◆ Written task
Pictures do not belong in your copy. Repeat all the other data exactly.

━━ Dataset excerpts ━━

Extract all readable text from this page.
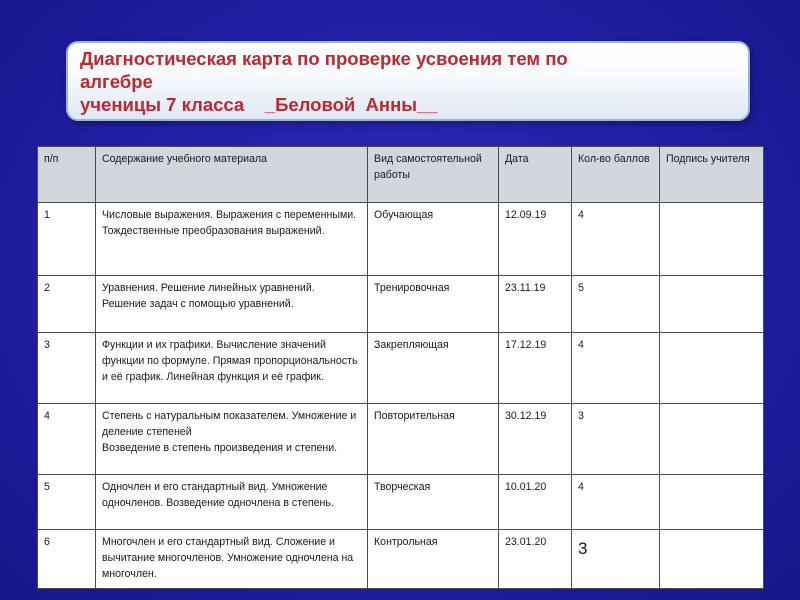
Диагностическая карта по проверке усвоения тем по
алгебре
ученицы 7 класса    _Беловой  Анны__
п/п	Содержание учебного материала	Вид самостоятельной работы	Дата	Кол-во баллов	Подпись учителя
1	Числовые выражения. Выражения с переменными.
Тождественные преобразования выражений.	Обучающая	12.09.19	4	
2	Уравнения. Решение линейных уравнений. Решение задач с помощью уравнений.	Тренировочная	23.11.19	5	
3	Функции и их графики. Вычисление значений функции по формуле. Прямая пропорциональность и её график. Линейная функция и её график.	Закрепляющая	17.12.19	4	
4	Степень с натуральным показателем. Умножение и деление степеней
Возведение в степень произведения и степени.	Повторительная	30.12.19	3	
5	Одночлен и его стандартный вид. Умножение одночленов. Возведение одночлена в степень.	Творческая	10.01.20	4	
6	Многочлен и его стандартный вид. Сложение и вычитание многочленов. Умножение одночлена на многочлен.	Контрольная	23.01.20	3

━━━

◆ Result of this exercise
Extract all readable text from this page.
Диагностическая карта по проверке усвоения тем по
алгебре
ученицы 7 класса    _Беловой  Анны__
п/п	Содержание учебного материала	Вид самостоятельной работы	Дата	Кол-во баллов	Подпись учителя
1	Числовые выражения. Выражения с переменными.
Тождественные преобразования выражений.	Обучающая	12.09.19	4	
2	Уравнения. Решение линейных уравнений. Решение задач с помощью уравнений.	Тренировочная	23.11.19	5	
3	Функции и их графики. Вычисление значений функции по формуле. Прямая пропорциональность и её график. Линейная функция и её график.	Закрепляющая	17.12.19	4	
4	Степень с натуральным показателем. Умножение и деление степеней
Возведение в степень произведения и степени.	Повторительная	30.12.19	3	
5	Одночлен и его стандартный вид. Умножение одночленов. Возведение одночлена в степень.	Творческая	10.01.20	4	
6	Многочлен и его стандартный вид. Сложение и вычитание многочленов. Умножение одночлена на многочлен.	Контрольная	23.01.20	3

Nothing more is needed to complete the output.